___ The input

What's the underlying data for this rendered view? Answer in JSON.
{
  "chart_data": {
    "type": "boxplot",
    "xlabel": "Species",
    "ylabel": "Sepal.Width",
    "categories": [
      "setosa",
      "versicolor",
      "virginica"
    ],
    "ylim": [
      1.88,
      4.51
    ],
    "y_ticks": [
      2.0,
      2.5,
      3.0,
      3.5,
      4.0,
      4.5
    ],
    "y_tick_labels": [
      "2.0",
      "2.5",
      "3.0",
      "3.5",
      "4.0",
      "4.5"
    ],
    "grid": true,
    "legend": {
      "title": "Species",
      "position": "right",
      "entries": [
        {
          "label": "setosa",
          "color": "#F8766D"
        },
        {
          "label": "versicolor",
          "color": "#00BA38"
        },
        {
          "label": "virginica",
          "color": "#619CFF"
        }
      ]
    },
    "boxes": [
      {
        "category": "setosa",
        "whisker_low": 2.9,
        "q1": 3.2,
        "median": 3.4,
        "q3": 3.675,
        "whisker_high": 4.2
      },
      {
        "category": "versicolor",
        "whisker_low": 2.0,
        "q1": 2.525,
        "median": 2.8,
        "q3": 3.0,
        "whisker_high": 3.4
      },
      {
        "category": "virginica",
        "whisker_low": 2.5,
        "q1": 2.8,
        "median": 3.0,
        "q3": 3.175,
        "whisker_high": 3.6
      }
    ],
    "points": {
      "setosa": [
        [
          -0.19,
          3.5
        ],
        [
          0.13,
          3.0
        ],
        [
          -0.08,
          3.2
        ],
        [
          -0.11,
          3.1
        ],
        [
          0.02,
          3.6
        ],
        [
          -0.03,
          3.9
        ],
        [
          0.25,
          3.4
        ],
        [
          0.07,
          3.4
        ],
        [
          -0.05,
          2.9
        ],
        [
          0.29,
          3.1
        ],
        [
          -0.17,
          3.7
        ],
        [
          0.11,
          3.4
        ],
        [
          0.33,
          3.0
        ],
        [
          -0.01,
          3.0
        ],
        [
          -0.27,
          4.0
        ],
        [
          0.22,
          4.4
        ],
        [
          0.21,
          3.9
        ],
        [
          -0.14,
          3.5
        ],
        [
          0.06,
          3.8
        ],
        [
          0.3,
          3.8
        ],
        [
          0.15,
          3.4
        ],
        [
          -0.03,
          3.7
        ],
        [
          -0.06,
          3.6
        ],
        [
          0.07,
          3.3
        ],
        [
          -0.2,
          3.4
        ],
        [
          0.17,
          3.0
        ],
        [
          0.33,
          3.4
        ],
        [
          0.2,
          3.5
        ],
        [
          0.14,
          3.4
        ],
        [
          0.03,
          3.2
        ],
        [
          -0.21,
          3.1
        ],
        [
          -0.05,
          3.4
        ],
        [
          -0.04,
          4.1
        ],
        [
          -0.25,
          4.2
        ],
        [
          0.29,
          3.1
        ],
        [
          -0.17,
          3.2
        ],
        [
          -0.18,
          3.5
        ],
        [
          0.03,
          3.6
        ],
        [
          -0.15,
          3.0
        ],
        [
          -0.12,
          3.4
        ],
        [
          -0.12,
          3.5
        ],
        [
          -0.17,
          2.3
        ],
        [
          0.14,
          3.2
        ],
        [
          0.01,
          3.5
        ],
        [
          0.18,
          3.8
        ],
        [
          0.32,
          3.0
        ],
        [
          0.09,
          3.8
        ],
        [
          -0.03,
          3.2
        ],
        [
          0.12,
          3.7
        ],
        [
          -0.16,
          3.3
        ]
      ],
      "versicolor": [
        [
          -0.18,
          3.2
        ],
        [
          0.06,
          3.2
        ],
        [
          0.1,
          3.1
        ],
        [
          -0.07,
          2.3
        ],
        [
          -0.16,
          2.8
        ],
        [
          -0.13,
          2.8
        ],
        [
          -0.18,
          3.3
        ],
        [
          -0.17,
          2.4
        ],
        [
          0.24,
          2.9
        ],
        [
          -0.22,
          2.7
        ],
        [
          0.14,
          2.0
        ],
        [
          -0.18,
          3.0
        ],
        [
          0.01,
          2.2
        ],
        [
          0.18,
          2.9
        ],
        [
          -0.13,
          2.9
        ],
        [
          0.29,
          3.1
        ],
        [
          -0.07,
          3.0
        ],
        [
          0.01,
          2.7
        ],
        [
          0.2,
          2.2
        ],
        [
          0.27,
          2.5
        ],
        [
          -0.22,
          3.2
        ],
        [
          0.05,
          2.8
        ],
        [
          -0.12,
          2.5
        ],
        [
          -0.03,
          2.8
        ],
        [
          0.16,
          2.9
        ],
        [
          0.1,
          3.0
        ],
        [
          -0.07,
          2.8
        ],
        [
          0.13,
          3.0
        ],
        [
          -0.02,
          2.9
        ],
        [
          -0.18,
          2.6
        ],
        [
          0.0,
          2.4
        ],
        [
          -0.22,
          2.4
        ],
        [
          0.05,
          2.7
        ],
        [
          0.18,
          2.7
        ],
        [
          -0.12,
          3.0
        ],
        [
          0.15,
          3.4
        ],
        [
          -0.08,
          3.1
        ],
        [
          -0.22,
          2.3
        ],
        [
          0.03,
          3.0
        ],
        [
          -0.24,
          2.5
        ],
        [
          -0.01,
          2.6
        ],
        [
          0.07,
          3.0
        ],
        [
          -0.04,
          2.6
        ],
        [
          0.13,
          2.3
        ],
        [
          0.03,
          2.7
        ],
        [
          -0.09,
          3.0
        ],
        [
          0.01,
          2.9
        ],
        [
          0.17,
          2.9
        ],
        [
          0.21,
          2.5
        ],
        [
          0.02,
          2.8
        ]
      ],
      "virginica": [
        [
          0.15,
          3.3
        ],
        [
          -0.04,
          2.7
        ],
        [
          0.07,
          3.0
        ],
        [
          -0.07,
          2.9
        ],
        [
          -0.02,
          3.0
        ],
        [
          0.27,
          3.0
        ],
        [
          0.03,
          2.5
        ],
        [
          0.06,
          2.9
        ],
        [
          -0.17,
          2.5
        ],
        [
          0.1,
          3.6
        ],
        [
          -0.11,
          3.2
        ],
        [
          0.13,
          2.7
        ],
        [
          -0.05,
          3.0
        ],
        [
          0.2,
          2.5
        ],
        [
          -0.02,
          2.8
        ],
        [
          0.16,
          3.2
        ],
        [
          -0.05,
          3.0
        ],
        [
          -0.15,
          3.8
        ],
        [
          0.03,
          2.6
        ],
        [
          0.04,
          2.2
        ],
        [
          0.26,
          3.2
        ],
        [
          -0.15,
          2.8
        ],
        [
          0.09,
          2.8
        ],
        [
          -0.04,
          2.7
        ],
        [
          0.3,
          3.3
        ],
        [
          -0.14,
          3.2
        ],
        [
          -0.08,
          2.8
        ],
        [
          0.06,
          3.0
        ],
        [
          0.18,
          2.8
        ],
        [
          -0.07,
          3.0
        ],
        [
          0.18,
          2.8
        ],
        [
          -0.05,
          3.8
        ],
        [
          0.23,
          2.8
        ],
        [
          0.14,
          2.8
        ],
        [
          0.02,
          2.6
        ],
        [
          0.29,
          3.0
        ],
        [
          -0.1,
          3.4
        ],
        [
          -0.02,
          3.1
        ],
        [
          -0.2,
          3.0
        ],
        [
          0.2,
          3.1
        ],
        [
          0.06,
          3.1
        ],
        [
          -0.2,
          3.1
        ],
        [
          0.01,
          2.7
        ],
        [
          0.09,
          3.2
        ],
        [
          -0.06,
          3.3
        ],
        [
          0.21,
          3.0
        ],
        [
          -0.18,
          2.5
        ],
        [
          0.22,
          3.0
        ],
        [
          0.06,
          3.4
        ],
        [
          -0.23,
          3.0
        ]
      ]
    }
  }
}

______

*Required work*:
Each line that contains the string "versicolor" counts once; say how many there are and nothing else.

*Worked solution*:
4